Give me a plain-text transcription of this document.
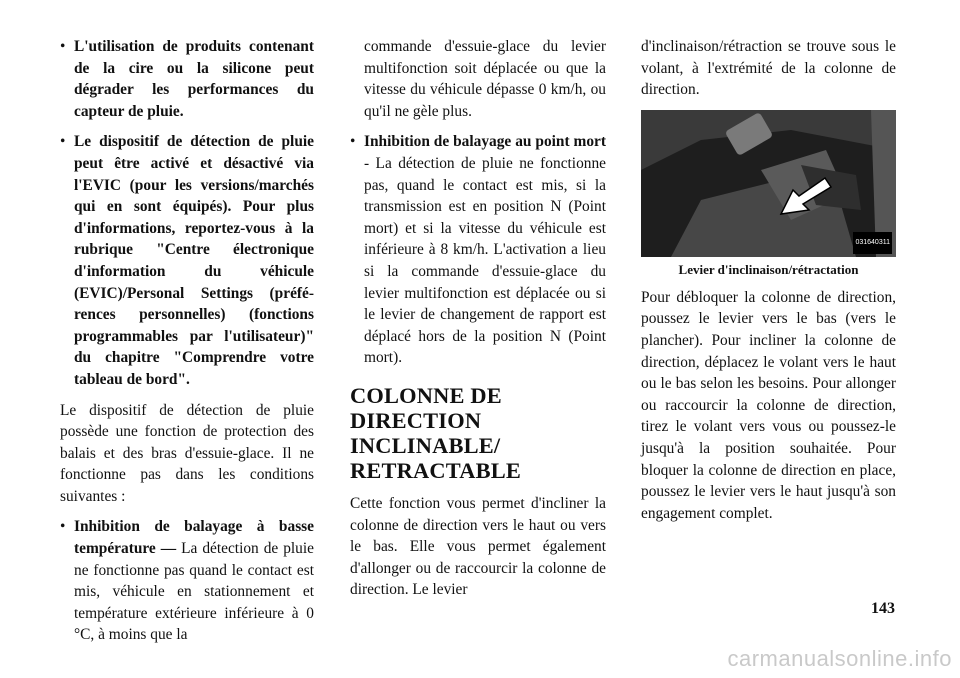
• L'utilisation de produits contenant de la cire ou la silicone peut dégrader les performances du capteur de pluie.
• Le dispositif de détection de pluie peut être activé et désactivé via l'EVIC (pour les versions/marchés qui en sont équipés). Pour plus d'informations, reportez-vous à la rubrique "Centre électronique d'information du véhicule (EVIC)/Personal Settings (préférences personnelles) (fonctions programmables par l'utilisateur)" du chapitre "Comprendre votre tableau de bord".

Le dispositif de détection de pluie possède une fonction de protection des balais et des bras d'essuie-glace. Il ne fonctionne pas dans les conditions suivantes :

• Inhibition de balayage à basse température — La détection de pluie ne fonctionne pas quand le contact est mis, véhicule en stationnement et température extérieure inférieure à 0 °C, à moins que la
commande d'essuie-glace du levier multifonction soit déplacée ou que la vitesse du véhicule dépasse 0 km/h, ou qu'il ne gèle plus.
• Inhibition de balayage au point mort - La détection de pluie ne fonctionne pas, quand le contact est mis, si la transmission est en position N (Point mort) et si la vitesse du véhicule est inférieure à 8 km/h. L'activation a lieu si la commande d'essuie-glace du levier multifonction est déplacée ou si le levier de changement de rapport est déplacé hors de la position N (Point mort).
COLONNE DE DIRECTION INCLINABLE/ RETRACTABLE

Cette fonction vous permet d'incliner la colonne de direction vers le haut ou vers le bas. Elle vous permet également d'allonger ou de raccourcir la colonne de direction. Le levier

d'inclinaison/rétraction se trouve sous le volant, à l'extrémité de la colonne de direction.

031640311
Levier d'inclinaison/rétractation

Pour débloquer la colonne de direction, poussez le levier vers le bas (vers le plancher). Pour incliner la colonne de direction, déplacez le volant vers le haut ou le bas selon les besoins. Pour allonger ou raccourcir la colonne de direction, tirez le volant vers vous ou poussez-le jusqu'à la position souhaitée. Pour bloquer la colonne de direction en place, poussez le levier vers le haut jusqu'à son engagement complet.

143
carmanualsonline.info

#### Work required:
Copy out every line in the listing where the word "inclinaison" appears.

#### Written answer:
d'inclinaison/rétraction se trouve sous le volant, à l'extrémité de la colonne de direction.
Levier d'inclinaison/rétractation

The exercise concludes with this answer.